__AIM OF THE TASK__.
Identify the lines containing the word "this". Copy each one.

[Recorded data]
- - - - - - -

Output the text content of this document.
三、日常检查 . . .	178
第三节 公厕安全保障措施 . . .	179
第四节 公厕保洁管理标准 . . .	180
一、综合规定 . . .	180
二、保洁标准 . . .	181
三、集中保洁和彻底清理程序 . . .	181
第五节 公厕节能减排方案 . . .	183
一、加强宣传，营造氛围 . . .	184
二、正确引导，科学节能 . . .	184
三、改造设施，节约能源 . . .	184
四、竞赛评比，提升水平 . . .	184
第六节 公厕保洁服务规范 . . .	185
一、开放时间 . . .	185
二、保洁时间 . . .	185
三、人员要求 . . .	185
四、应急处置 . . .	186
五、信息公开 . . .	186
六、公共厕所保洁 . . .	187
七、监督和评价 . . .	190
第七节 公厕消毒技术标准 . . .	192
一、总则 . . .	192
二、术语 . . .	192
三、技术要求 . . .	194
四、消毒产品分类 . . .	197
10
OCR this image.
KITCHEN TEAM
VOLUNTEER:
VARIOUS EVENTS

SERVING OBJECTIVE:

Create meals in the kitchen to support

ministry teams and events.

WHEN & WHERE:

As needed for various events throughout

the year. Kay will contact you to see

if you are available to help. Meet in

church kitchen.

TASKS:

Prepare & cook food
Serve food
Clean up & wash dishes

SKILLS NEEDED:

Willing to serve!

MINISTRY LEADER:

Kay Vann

- - - - - - -

__REPLY TO THE EXERCISE__.
Output the text content of this document.
OCR this image.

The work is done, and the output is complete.